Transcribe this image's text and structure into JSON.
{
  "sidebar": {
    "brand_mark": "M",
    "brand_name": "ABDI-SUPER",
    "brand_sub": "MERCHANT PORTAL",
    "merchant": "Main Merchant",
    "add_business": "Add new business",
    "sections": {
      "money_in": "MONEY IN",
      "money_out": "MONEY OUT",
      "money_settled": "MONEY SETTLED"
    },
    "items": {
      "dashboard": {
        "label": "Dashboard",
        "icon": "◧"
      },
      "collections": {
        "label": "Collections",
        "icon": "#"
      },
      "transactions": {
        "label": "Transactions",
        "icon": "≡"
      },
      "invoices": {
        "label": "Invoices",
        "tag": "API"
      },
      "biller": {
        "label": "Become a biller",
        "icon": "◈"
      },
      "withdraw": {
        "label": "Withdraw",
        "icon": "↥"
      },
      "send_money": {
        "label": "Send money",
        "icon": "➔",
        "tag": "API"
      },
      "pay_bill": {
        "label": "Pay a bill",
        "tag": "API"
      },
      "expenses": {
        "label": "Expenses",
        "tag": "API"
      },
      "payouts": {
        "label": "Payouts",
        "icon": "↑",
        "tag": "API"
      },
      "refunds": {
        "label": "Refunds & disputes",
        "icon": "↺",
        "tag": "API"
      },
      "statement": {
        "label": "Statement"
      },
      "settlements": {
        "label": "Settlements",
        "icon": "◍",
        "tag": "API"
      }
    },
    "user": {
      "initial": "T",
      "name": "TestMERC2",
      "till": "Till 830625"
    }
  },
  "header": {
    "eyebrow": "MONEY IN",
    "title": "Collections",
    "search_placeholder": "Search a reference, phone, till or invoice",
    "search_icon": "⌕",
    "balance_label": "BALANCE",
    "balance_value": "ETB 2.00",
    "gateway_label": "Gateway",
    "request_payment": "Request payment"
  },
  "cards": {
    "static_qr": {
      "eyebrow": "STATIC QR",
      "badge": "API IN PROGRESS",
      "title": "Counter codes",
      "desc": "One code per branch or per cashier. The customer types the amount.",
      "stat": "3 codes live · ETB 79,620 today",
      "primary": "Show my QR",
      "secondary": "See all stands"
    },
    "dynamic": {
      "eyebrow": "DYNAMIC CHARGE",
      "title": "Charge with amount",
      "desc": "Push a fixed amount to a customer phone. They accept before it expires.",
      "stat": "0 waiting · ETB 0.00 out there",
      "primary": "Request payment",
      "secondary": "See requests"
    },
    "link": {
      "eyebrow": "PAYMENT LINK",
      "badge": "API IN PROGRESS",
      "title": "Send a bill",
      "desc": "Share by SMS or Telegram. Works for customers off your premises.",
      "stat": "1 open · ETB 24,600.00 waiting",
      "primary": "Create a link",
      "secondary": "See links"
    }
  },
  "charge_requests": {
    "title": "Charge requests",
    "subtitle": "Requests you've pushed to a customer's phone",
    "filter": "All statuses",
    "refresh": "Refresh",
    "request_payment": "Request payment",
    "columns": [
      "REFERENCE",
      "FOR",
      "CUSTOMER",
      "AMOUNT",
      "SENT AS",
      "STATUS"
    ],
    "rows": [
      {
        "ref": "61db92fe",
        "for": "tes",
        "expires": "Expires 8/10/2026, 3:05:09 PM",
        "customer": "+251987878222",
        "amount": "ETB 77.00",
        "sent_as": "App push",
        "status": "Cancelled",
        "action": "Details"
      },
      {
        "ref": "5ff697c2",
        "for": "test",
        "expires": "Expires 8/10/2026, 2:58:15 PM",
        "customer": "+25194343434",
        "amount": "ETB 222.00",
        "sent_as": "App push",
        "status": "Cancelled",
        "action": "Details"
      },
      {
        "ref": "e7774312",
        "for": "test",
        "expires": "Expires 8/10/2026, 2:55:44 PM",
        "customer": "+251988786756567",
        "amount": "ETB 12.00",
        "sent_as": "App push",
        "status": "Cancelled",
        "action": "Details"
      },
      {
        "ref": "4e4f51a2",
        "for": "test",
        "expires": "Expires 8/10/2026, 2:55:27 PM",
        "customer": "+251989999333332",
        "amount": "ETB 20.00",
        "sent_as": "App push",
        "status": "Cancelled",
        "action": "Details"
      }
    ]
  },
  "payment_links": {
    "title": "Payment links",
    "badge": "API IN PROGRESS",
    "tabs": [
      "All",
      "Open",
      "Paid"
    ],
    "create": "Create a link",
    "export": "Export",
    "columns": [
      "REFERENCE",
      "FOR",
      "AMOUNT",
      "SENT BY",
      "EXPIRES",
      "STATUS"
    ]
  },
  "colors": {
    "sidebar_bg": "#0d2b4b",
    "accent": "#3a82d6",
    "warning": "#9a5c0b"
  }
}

▸ What you should do
Faithfully copy every entry, leaving nothing out.

▸ Solution
Transcribe this image's text and structure into JSON.
{
  "sidebar": {
    "brand_mark": "M",
    "brand_name": "ABDI-SUPER",
    "brand_sub": "MERCHANT PORTAL",
    "merchant": "Main Merchant",
    "add_business": "Add new business",
    "sections": {
      "money_in": "MONEY IN",
      "money_out": "MONEY OUT",
      "money_settled": "MONEY SETTLED"
    },
    "items": {
      "dashboard": {
        "label": "Dashboard",
        "icon": "◧"
      },
      "collections": {
        "label": "Collections",
        "icon": "#"
      },
      "transactions": {
        "label": "Transactions",
        "icon": "≡"
      },
      "invoices": {
        "label": "Invoices",
        "tag": "API"
      },
      "biller": {
        "label": "Become a biller",
        "icon": "◈"
      },
      "withdraw": {
        "label": "Withdraw",
        "icon": "↥"
      },
      "send_money": {
        "label": "Send money",
        "icon": "➔",
        "tag": "API"
      },
      "pay_bill": {
        "label": "Pay a bill",
        "tag": "API"
      },
      "expenses": {
        "label": "Expenses",
        "tag": "API"
      },
      "payouts": {
        "label": "Payouts",
        "icon": "↑",
        "tag": "API"
      },
      "refunds": {
        "label": "Refunds & disputes",
        "icon": "↺",
        "tag": "API"
      },
      "statement": {
        "label": "Statement"
      },
      "settlements": {
        "label": "Settlements",
        "icon": "◍",
        "tag": "API"
      }
    },
    "user": {
      "initial": "T",
      "name": "TestMERC2",
      "till": "Till 830625"
    }
  },
  "header": {
    "eyebrow": "MONEY IN",
    "title": "Collections",
    "search_placeholder": "Search a reference, phone, till or invoice",
    "search_icon": "⌕",
    "balance_label": "BALANCE",
    "balance_value": "ETB 2.00",
    "gateway_label": "Gateway",
    "request_payment": "Request payment"
  },
  "cards": {
    "static_qr": {
      "eyebrow": "STATIC QR",
      "badge": "API IN PROGRESS",
      "title": "Counter codes",
      "desc": "One code per branch or per cashier. The customer types the amount.",
      "stat": "3 codes live · ETB 79,620 today",
      "primary": "Show my QR",
      "secondary": "See all stands"
    },
    "dynamic": {
      "eyebrow": "DYNAMIC CHARGE",
      "title": "Charge with amount",
      "desc": "Push a fixed amount to a customer phone. They accept before it expires.",
      "stat": "0 waiting · ETB 0.00 out there",
      "primary": "Request payment",
      "secondary": "See requests"
    },
    "link": {
      "eyebrow": "PAYMENT LINK",
      "badge": "API IN PROGRESS",
      "title": "Send a bill",
      "desc": "Share by SMS or Telegram. Works for customers off your premises.",
      "stat": "1 open · ETB 24,600.00 waiting",
      "primary": "Create a link",
      "secondary": "See links"
    }
  },
  "charge_requests": {
    "title": "Charge requests",
    "subtitle": "Requests you've pushed to a customer's phone",
    "filter": "All statuses",
    "refresh": "Refresh",
    "request_payment": "Request payment",
    "columns": [
      "REFERENCE",
      "FOR",
      "CUSTOMER",
      "AMOUNT",
      "SENT AS",
      "STATUS"
    ],
    "rows": [
      {
        "ref": "61db92fe",
        "for": "tes",
        "expires": "Expires 8/10/2026, 3:05:09 PM",
        "customer": "+251987878222",
        "amount": "ETB 77.00",
        "sent_as": "App push",
        "status": "Cancelled",
        "action": "Details"
      },
      {
        "ref": "5ff697c2",
        "for": "test",
        "expires": "Expires 8/10/2026, 2:58:15 PM",
        "customer": "+25194343434",
        "amount": "ETB 222.00",
        "sent_as": "App push",
        "status": "Cancelled",
        "action": "Details"
      },
      {
        "ref": "e7774312",
        "for": "test",
        "expires": "Expires 8/10/2026, 2:55:44 PM",
        "customer": "+251988786756567",
        "amount": "ETB 12.00",
        "sent_as": "App push",
        "status": "Cancelled",
        "action": "Details"
      },
      {
        "ref": "4e4f51a2",
        "for": "test",
        "expires": "Expires 8/10/2026, 2:55:27 PM",
        "customer": "+251989999333332",
        "amount": "ETB 20.00",
        "sent_as": "App push",
        "status": "Cancelled",
        "action": "Details"
      }
    ]
  },
  "payment_links": {
    "title": "Payment links",
    "badge": "API IN PROGRESS",
    "tabs": [
      "All",
      "Open",
      "Paid"
    ],
    "create": "Create a link",
    "export": "Export",
    "columns": [
      "REFERENCE",
      "FOR",
      "AMOUNT",
      "SENT BY",
      "EXPIRES",
      "STATUS"
    ]
  },
  "colors": {
    "sidebar_bg": "#0d2b4b",
    "accent": "#3a82d6",
    "warning": "#9a5c0b"
  }
}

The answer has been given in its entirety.